**Work to do:** Go through the listing below and gather every line with the word "chúng".

========

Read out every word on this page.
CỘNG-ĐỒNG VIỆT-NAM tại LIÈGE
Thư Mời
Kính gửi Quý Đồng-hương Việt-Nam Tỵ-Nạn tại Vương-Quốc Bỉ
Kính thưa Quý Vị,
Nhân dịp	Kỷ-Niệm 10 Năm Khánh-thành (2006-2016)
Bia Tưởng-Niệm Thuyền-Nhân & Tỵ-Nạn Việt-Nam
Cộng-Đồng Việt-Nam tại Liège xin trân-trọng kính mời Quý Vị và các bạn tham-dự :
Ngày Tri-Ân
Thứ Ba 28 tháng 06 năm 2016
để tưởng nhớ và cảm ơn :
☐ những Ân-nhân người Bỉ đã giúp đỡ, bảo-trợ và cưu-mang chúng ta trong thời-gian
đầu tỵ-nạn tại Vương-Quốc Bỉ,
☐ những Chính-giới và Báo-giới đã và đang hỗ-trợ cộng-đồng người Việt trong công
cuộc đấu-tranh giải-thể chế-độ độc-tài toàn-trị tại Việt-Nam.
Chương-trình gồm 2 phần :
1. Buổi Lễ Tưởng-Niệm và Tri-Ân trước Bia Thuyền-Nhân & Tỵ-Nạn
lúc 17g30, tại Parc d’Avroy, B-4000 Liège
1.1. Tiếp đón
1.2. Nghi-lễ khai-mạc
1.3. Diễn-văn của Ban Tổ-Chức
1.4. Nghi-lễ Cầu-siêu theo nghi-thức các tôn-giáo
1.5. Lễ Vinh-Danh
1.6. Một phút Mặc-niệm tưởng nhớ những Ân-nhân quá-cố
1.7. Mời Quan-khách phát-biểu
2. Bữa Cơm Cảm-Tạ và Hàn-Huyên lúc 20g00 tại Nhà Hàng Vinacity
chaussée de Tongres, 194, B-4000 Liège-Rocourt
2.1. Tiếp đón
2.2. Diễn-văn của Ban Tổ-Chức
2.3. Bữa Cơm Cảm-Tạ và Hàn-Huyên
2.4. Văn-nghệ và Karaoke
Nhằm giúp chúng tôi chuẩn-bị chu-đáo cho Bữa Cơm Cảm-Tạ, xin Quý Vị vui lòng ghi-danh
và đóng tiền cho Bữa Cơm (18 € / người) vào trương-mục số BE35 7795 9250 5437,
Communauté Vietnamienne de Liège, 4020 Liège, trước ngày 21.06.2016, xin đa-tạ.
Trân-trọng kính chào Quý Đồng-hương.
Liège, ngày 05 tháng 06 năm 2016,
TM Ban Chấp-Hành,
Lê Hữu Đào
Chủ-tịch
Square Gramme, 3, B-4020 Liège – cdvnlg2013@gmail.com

========

**Finished task:**
☐ những Ân-nhân người Bỉ đã giúp đỡ, bảo-trợ và cưu-mang chúng ta trong thời-gian
Nhằm giúp chúng tôi chuẩn-bị chu-đáo cho Bữa Cơm Cảm-Tạ, xin Quý Vị vui lòng ghi-danh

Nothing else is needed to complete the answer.